**REQUIRED WORK:**
Select every line containing the word "ylabel" from the material, and copy those lines.

━━━━━━━━━━━━━━━━━━━━━━━━━━━━━━

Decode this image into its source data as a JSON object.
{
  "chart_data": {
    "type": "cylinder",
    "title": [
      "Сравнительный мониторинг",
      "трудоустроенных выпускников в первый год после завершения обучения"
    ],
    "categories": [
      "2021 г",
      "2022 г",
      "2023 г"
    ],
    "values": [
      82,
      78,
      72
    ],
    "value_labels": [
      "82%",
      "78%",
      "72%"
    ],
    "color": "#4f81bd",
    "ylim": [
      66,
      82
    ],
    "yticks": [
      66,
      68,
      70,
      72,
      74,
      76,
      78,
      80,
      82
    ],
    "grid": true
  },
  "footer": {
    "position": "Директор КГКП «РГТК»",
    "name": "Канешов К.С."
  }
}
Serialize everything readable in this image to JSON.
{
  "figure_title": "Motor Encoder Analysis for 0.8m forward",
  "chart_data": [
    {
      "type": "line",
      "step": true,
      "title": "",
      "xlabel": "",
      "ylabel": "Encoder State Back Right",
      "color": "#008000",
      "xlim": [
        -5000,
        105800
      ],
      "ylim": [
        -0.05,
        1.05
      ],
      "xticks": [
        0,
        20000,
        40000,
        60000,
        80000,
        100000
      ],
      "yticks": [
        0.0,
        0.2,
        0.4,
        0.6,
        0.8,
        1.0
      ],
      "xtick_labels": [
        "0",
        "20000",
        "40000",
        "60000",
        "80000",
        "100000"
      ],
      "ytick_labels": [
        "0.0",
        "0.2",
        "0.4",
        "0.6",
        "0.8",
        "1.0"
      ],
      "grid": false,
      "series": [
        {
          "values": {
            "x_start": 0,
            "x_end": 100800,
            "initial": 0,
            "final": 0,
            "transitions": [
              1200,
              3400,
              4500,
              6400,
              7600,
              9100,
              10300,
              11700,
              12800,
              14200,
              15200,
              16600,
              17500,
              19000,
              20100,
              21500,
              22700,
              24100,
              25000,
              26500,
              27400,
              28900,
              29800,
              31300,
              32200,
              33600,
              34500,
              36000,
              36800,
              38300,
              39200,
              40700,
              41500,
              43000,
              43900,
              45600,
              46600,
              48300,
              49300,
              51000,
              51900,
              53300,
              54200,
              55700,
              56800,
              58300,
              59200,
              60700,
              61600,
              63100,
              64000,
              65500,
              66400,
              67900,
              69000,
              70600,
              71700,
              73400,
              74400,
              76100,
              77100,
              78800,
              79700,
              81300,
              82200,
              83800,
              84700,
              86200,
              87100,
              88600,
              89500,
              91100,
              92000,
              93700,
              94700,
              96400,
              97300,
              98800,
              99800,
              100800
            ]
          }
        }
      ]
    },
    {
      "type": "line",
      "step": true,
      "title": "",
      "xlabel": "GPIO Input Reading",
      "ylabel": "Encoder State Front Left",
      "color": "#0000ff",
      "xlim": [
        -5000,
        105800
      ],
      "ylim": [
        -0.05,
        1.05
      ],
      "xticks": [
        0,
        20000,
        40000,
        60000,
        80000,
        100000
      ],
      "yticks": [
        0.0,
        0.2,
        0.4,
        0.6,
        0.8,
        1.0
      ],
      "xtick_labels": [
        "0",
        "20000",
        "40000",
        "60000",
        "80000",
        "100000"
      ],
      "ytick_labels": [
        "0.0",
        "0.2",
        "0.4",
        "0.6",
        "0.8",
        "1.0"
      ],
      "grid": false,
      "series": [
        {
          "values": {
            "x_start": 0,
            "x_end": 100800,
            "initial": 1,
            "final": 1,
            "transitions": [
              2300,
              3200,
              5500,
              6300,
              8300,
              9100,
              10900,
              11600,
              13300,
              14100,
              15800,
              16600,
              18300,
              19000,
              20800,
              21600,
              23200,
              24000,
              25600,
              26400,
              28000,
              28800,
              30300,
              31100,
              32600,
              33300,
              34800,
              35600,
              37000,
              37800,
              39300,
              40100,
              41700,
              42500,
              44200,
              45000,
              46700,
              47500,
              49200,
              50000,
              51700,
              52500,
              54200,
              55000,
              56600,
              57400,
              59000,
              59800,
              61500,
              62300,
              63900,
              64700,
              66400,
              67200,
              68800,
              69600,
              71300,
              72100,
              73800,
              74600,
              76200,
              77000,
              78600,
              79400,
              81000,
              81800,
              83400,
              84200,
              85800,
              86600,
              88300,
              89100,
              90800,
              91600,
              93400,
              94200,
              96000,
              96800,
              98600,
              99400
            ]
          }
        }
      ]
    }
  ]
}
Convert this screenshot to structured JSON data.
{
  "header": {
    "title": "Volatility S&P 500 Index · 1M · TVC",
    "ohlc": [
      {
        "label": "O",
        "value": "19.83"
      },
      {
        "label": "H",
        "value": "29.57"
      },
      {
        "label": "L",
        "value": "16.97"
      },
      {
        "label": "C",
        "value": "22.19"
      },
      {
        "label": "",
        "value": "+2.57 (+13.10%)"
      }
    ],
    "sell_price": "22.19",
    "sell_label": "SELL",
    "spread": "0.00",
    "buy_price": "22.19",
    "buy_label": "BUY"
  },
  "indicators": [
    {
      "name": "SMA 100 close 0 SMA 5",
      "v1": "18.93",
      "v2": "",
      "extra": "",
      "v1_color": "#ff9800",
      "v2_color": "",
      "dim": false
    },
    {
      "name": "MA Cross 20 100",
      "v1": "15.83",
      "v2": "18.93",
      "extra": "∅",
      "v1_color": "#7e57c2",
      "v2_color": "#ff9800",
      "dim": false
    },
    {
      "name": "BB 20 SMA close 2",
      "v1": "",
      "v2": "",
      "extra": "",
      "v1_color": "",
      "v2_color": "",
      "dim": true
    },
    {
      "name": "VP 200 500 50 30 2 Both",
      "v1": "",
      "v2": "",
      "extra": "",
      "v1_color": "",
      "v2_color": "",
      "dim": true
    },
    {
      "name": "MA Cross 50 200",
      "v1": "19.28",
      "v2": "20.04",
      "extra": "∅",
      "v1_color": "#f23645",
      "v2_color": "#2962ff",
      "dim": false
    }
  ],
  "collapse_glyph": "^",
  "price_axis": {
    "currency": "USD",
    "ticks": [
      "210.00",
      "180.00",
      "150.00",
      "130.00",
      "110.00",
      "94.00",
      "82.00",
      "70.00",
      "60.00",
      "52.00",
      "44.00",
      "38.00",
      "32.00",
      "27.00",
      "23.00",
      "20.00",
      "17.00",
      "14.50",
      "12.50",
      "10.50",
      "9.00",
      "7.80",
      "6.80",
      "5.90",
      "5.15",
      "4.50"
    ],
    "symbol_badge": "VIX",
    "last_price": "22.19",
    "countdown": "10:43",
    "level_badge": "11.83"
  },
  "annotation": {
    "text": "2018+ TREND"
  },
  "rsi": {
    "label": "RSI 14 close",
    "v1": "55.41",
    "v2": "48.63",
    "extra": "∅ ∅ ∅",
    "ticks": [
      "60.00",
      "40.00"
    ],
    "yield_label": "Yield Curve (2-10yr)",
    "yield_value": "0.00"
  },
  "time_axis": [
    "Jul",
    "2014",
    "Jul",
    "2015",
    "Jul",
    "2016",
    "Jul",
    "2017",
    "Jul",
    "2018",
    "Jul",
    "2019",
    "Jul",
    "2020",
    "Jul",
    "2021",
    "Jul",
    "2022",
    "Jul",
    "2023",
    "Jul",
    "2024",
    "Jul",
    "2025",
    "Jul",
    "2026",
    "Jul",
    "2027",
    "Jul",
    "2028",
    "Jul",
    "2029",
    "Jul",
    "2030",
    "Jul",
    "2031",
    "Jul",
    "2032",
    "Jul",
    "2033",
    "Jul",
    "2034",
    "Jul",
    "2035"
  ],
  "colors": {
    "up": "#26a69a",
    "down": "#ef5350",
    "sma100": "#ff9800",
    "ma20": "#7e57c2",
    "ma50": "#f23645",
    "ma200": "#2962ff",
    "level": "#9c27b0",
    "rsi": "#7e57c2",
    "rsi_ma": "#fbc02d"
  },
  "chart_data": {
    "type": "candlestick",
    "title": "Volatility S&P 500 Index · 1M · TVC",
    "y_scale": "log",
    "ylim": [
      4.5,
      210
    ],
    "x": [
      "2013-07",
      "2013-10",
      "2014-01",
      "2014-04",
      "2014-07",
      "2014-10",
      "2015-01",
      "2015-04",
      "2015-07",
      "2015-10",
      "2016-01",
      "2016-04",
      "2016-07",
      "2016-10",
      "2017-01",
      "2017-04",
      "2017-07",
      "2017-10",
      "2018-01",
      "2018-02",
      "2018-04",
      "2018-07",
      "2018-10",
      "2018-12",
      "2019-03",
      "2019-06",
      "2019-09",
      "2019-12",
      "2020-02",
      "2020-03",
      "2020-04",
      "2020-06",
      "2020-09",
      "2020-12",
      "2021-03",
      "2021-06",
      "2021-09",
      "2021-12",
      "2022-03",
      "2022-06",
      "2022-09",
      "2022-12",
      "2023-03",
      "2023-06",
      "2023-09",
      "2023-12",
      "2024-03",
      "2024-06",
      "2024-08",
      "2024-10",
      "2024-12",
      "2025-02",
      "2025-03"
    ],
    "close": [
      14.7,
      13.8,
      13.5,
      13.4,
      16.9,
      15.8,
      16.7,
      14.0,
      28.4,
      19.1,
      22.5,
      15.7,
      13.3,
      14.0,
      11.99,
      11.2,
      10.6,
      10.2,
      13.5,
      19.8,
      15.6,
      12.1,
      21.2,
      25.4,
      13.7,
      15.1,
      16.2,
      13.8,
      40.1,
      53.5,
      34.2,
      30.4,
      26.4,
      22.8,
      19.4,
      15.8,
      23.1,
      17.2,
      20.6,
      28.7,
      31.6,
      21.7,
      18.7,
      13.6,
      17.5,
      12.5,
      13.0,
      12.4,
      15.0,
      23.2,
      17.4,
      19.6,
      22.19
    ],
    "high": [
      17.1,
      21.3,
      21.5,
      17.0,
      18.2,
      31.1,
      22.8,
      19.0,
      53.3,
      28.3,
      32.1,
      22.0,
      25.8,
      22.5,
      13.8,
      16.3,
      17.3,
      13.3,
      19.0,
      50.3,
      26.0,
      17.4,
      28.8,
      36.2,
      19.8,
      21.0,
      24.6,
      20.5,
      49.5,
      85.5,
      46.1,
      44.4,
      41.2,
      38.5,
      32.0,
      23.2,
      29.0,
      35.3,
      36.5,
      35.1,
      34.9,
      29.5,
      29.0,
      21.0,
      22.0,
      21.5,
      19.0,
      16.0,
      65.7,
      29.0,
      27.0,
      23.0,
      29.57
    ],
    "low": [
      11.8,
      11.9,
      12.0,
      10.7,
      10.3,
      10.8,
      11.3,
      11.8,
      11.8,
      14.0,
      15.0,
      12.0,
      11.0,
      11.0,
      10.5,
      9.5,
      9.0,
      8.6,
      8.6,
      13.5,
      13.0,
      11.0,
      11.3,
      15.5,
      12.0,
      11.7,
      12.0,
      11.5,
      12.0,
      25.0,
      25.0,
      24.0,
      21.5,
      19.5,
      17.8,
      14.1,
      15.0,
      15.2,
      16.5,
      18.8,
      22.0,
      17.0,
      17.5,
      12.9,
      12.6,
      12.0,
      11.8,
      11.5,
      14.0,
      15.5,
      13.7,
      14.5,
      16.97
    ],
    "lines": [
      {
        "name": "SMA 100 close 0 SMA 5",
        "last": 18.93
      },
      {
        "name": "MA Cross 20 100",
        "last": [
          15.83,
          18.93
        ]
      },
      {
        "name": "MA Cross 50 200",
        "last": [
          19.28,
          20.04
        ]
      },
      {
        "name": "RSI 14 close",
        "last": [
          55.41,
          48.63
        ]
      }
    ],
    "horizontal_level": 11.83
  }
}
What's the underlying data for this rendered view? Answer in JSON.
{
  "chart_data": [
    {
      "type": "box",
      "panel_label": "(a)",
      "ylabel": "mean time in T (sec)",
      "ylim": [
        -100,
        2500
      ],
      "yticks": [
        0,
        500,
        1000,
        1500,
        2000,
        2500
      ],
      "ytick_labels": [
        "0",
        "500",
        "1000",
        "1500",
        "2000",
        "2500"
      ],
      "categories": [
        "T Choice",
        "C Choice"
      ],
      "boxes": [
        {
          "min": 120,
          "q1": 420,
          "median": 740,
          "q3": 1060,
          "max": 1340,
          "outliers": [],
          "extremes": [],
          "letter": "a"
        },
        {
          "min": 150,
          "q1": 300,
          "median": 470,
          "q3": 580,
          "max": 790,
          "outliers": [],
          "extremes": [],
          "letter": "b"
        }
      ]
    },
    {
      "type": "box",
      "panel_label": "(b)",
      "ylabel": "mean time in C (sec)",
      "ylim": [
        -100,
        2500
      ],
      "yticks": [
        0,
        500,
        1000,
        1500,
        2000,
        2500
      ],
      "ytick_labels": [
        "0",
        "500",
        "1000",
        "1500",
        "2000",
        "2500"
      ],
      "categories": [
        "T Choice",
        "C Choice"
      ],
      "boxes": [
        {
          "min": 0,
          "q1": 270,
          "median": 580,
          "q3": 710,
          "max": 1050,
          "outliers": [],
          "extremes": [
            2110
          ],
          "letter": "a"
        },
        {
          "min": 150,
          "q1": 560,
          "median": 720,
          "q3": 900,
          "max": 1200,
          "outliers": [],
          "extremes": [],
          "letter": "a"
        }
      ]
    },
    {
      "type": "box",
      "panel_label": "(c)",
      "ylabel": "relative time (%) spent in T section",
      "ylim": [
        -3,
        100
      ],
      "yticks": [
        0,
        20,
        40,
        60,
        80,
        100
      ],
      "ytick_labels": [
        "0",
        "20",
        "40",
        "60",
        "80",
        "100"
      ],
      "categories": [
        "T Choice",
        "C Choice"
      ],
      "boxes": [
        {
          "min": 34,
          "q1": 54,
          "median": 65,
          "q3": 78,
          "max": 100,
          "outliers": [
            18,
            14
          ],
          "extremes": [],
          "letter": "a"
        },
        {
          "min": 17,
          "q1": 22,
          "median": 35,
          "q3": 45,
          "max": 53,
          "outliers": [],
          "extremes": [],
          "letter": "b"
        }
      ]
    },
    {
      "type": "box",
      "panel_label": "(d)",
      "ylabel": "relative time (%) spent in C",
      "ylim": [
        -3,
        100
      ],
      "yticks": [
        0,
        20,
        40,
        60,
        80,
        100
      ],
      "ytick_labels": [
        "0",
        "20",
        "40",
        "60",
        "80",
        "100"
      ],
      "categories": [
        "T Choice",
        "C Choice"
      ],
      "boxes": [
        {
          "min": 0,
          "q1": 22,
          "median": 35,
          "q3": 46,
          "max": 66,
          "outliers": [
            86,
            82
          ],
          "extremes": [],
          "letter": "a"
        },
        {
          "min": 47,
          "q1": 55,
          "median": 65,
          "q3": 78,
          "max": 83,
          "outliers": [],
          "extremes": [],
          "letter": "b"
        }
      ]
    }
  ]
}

━━━━━━━━━━━━━━━━━━━━━━━━━━━━━━

**RESPONSE TO THIS EXERCISE:**
      "ylabel": "Encoder State Back Right",
      "ylabel": "Encoder State Front Left",
      "ylabel": "mean time in T (sec)",
      "ylabel": "mean time in C (sec)",
      "ylabel": "relative time (%) spent in T section",
      "ylabel": "relative time (%) spent in C",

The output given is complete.